▸ **Data section**

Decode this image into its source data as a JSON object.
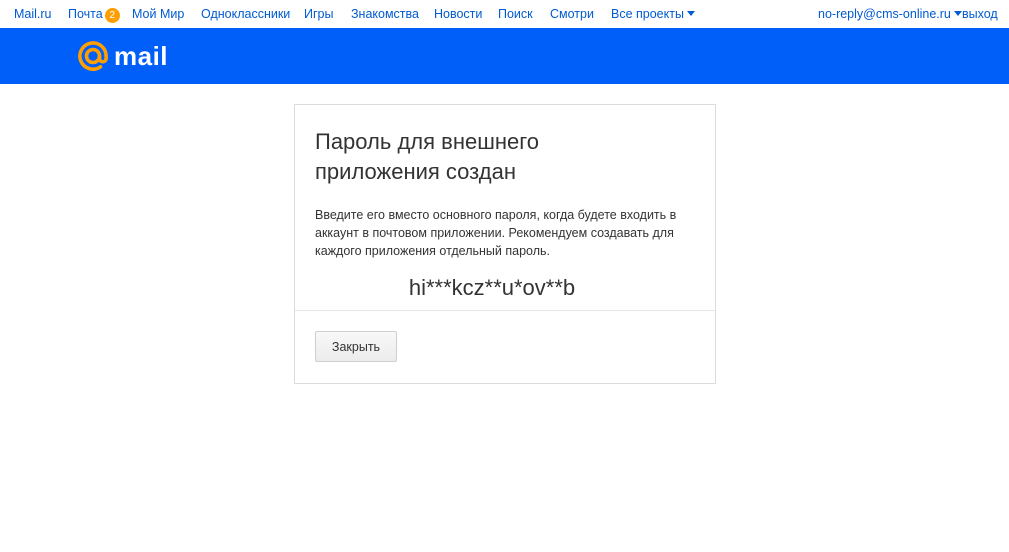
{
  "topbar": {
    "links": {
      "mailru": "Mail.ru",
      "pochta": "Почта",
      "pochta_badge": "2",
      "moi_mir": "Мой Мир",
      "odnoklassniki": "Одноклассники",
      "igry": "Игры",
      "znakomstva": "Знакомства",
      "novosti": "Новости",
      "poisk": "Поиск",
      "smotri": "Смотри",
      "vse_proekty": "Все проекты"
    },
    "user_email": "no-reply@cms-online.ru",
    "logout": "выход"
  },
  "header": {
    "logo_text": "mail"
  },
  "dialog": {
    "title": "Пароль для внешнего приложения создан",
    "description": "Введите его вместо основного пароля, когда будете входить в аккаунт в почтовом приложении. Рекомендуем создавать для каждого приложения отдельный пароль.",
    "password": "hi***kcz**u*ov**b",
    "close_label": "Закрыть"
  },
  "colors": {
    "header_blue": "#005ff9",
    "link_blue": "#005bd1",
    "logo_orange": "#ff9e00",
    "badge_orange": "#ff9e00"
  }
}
==
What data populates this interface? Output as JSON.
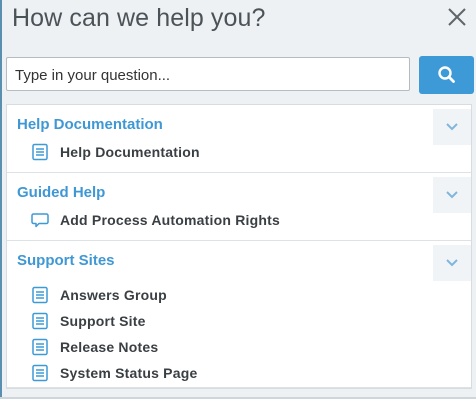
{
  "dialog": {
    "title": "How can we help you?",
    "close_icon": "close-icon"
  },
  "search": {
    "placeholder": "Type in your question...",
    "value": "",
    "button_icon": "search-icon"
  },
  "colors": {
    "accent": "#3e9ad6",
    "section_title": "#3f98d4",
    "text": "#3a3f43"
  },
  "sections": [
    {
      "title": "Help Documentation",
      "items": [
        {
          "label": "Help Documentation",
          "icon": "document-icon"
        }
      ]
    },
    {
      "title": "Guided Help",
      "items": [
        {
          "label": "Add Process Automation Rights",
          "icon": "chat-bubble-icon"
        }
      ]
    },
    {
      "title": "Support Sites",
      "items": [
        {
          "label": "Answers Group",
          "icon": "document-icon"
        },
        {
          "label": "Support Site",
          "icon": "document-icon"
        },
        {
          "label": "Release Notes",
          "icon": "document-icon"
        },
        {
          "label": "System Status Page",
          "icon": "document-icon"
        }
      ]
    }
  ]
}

▸ **Task instructions**
Pick out and copy every line that contains the word "Documentation".

▸ **Response to this exercise**
      "title": "Help Documentation",
          "label": "Help Documentation",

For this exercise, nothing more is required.